━━━━━ DOCUMENT SEGMENT ━━━━━
Donate
Why we must fight for the right to hate

Why we must fight for the right to hate

Every struggle for civil rights and equality has depended on freedom of speech.

Ira Glasser

Topics Free Speech Identity Politics Long-reads Politics USA

In my experience, everyone supports the right to freedom of speech, as long as it’s their own speech or the speech of people they agree with. But most speech falls outside that category. Most people would ask: why support the right of people to say things you hate, or fear or that you regard as dangerous?

That’s an intuitively reasonable question. I like some of what some people say, am indifferent to a lot of what is said and think we’d all be better off if some of what is said was never said. I’d be happy if Kanye West never uttered another word. I’d be delighted if Donald Trump went silent.

In 1968, when the racist George Wallace, a Democratic governor of Alabama, was running as a third-party candidate for president of the United States, I defended his right to speak at a stadium owned by New York City, after the then mayor had banned him from using that platform. There was, at that time, no one whose speech I despised more than Wallace’s. I considered him, and his candidacy, a credible danger to the fundamental rights I was spending my life trying to protect. Nor was that a unique case. Many speakers whose right to speak I defended during my 34 years at the American Civil Liberties Union (ACLU) expressed views I disagreed with, some of which I thought were bigoted and dangerous.

So why did I do it? Why defend the right of people to express views when such people, if they gained the power to do so, would eliminate my views, and maybe eliminate me?

For me, the answer is strategic. I can never be certain who will have political power. I can never be certain that the only people who get elected will agree with me. I know – because it has happened many times – that people will gain political power who will, if they can, act to punish me or people I agree with, because of our views. So what I need is an insurance policy. I want insurance against the probability that people in power will suppress or punish me for my views.

In a democracy, the majority rules. I support that, of course. But I don’t want the majority to rule everything. If the majority is white, I don’t want the majority to tell black people they can’t vote. If men are in power, I don’t want them telling women they can’t use contraceptives. If there are more Christians than Jews or Muslims, I don’t want the Christian majority forcing non-Christian kids to recite Christian prayers in public schools. And if heterosexuals are the majority, I don’t want them to be able to deny jobs to homosexuals, or put them in jail. Nor do I want anyone to have the power to discriminate against transgender people.
━━━━━ PROVIDED RECORDS ━━━━━
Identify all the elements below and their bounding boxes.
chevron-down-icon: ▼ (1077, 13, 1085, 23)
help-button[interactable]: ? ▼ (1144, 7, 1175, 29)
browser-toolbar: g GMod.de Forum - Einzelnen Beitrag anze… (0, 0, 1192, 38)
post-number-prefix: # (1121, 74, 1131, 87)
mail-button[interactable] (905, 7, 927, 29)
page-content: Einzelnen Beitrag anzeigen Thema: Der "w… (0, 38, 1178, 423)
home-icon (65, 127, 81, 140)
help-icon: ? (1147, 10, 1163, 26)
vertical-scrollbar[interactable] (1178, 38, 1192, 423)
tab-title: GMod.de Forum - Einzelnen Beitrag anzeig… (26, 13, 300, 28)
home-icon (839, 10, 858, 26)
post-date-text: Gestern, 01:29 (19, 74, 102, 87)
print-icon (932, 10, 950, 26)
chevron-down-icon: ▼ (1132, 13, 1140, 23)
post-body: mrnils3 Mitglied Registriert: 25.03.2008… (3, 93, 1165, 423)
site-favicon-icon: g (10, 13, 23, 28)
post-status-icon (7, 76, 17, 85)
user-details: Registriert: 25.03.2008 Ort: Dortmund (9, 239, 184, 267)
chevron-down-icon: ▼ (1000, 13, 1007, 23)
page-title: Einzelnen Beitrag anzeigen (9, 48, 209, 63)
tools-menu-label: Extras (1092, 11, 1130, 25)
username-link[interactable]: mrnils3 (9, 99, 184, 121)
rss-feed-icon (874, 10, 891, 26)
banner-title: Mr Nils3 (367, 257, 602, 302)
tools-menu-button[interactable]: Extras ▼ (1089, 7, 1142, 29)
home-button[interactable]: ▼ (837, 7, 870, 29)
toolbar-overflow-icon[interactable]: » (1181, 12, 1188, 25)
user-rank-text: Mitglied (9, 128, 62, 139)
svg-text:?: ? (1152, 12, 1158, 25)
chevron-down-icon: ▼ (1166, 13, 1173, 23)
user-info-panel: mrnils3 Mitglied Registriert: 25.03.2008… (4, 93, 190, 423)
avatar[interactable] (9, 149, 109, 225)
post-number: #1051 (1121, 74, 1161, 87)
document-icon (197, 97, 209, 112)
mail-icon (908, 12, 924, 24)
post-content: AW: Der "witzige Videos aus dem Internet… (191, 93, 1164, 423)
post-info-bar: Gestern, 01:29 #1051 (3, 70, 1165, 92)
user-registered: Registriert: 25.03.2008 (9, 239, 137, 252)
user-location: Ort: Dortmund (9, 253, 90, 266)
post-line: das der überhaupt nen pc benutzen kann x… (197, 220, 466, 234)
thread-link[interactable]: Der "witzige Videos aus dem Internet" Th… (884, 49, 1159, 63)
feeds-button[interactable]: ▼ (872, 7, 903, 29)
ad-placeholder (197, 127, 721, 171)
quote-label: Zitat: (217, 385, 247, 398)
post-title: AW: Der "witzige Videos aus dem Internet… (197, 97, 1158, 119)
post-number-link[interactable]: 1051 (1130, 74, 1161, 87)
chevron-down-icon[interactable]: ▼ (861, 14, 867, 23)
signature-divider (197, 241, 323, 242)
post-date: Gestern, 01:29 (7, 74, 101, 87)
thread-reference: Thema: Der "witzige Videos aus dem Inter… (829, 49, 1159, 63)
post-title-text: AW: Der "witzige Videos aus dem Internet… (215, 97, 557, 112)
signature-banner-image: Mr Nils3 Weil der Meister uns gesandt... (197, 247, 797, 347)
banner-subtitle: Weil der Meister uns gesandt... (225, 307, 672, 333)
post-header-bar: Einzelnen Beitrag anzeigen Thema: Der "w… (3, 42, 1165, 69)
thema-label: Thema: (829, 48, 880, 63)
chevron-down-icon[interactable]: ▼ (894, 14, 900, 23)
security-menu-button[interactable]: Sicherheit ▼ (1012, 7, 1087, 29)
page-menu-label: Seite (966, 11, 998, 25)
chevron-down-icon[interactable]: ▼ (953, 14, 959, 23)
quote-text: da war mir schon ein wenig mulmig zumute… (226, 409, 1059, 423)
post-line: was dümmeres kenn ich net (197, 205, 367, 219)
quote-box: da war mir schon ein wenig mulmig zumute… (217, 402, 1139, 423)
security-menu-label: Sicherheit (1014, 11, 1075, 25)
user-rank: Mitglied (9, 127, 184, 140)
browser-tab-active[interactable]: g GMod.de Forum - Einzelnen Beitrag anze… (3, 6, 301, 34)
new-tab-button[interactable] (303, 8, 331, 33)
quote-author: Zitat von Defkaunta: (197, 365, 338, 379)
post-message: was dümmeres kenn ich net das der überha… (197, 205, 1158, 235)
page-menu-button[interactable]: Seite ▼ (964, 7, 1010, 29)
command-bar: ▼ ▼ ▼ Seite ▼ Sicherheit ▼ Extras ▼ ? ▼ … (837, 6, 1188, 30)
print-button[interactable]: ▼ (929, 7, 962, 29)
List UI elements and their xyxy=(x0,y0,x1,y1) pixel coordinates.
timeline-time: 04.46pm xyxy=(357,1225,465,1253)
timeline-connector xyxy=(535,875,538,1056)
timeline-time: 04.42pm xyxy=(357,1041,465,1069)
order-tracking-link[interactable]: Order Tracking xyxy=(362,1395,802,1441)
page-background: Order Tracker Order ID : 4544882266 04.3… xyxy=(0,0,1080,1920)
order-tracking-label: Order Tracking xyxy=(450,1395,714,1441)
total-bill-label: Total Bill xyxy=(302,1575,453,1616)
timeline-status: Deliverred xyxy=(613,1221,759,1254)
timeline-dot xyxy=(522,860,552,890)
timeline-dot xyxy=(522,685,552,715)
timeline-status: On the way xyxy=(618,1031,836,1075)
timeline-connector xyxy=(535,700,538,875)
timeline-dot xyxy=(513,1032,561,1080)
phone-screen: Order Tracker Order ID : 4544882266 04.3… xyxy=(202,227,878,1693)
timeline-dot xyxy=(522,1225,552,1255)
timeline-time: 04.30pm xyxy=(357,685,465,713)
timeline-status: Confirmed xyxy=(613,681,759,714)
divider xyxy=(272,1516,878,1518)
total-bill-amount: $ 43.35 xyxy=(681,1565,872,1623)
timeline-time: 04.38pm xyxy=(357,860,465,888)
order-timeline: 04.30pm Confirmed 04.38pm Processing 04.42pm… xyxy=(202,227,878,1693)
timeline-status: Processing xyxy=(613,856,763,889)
━━━━━
▶ GOAL: Write the next part of the free speech essay, starting right after its final sentence.

▶ EXPECTED ANSWER:
None of these examples is fanciful. All of them have happened in America for most of our history. And to the extent that we have been able to limit or end such majoritarian abuses of power, it has been because of legal limits on majority rule. Those limits, in the US, are primarily set forth in amendments to our constitution, amendments which protect rights by limiting democratic power.

For example, the First Amendment protects the right to free speech and assembly by barring the government from abridging such rights. That is how I was able to stop the mayor of New York from banning George Wallace from speaking in 1968. Why did I do it? Because what if George Wallace had been elected? He had already been elected as governor of Alabama. He was trying to get elected as president (and he had considerable support). If he had gained political power, he would not have hesitated to suppress or punish my speech, or the speech of others I supported.

So I needed an insurance policy. I needed a legally supreme rule that barred him from curbing my speech in case he gained political power. And in order to do that, I needed to stop the then mayor of New York, a liberal whom I supported, from using his power to silence Wallace, a reactionary whom I feared. The two were linked because the antagonist of liberty is always power. And because power is fickle and unpredictable.

In a democracy, you can never know who will have power. So all power must be limited in order to protect liberty, including speech. That’s what liberty is: a legal limit on democratic power. The right to freedom of speech is guaranteed only by limiting the power of any government to abridge it. By defending George Wallace’s right to speak when he doesn’t have power, you insure against his curbing your right to speak should he gain power.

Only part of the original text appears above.